>> BEGIN Given entries
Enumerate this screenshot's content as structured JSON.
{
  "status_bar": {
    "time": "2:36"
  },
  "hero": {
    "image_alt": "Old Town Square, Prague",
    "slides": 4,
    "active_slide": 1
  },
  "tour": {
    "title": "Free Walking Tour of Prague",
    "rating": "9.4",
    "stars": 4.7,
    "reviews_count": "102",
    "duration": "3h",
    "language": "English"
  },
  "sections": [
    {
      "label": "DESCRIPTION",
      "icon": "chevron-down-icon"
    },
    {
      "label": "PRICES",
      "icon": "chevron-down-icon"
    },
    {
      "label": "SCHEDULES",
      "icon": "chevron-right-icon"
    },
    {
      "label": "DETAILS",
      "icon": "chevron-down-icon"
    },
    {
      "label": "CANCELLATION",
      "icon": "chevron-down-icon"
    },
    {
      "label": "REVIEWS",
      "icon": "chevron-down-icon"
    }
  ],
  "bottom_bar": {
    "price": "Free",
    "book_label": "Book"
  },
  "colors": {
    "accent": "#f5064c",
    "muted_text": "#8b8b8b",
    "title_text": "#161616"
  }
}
>> END Given entries
Your task is to transcribe the listing above in full, exactly as given.

▶ Answer to this task:
Enumerate this screenshot's content as structured JSON.
{
  "status_bar": {
    "time": "2:36"
  },
  "hero": {
    "image_alt": "Old Town Square, Prague",
    "slides": 4,
    "active_slide": 1
  },
  "tour": {
    "title": "Free Walking Tour of Prague",
    "rating": "9.4",
    "stars": 4.7,
    "reviews_count": "102",
    "duration": "3h",
    "language": "English"
  },
  "sections": [
    {
      "label": "DESCRIPTION",
      "icon": "chevron-down-icon"
    },
    {
      "label": "PRICES",
      "icon": "chevron-down-icon"
    },
    {
      "label": "SCHEDULES",
      "icon": "chevron-right-icon"
    },
    {
      "label": "DETAILS",
      "icon": "chevron-down-icon"
    },
    {
      "label": "CANCELLATION",
      "icon": "chevron-down-icon"
    },
    {
      "label": "REVIEWS",
      "icon": "chevron-down-icon"
    }
  ],
  "bottom_bar": {
    "price": "Free",
    "book_label": "Book"
  },
  "colors": {
    "accent": "#f5064c",
    "muted_text": "#8b8b8b",
    "title_text": "#161616"
  }
}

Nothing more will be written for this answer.